→ **Exercise prompt**:
All lines holding the word "formed" in the listing below need to be copied.

→ **Task material**:
# # # # # # #
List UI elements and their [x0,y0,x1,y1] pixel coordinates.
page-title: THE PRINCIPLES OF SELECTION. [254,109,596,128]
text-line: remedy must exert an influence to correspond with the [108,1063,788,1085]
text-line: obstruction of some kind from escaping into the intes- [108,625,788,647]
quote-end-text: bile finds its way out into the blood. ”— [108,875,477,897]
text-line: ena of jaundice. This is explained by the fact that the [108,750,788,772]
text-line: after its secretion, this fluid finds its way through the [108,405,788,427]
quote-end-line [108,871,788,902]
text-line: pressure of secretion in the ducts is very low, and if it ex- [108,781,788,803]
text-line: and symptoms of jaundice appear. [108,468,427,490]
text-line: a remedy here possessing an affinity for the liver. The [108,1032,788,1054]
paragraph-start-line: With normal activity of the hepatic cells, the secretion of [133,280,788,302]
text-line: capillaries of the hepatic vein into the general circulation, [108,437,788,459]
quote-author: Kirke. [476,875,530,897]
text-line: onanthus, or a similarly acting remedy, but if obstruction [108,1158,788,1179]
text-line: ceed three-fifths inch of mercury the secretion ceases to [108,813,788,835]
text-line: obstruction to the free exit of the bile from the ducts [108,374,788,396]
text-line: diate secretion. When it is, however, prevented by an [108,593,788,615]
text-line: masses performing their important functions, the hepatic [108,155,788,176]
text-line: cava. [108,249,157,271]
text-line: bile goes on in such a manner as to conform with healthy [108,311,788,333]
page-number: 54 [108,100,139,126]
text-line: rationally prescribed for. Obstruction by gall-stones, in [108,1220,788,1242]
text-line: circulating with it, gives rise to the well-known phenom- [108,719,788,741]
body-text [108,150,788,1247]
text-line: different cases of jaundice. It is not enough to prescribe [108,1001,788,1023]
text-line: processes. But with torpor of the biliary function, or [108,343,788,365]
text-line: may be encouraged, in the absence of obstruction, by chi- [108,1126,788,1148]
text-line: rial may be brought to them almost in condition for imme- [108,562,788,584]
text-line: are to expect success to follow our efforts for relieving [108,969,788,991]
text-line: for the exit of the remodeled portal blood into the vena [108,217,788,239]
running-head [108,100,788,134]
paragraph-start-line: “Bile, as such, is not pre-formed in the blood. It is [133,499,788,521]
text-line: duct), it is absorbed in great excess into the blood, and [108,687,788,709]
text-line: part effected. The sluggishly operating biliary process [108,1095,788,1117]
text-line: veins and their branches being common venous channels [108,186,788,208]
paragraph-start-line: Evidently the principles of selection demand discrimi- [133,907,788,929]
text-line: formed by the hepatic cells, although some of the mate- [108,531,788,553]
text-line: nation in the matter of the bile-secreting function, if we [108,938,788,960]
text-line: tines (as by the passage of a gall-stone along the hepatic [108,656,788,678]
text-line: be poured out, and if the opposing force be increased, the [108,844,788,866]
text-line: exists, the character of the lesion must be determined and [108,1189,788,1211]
# # # # # # #
→ **Exercise output**:
paragraph-start-line: “Bile, as such, is not pre-formed in the blood. It is [133,499,788,521]
text-line: formed by the hepatic cells, although some of the mate- [108,531,788,553]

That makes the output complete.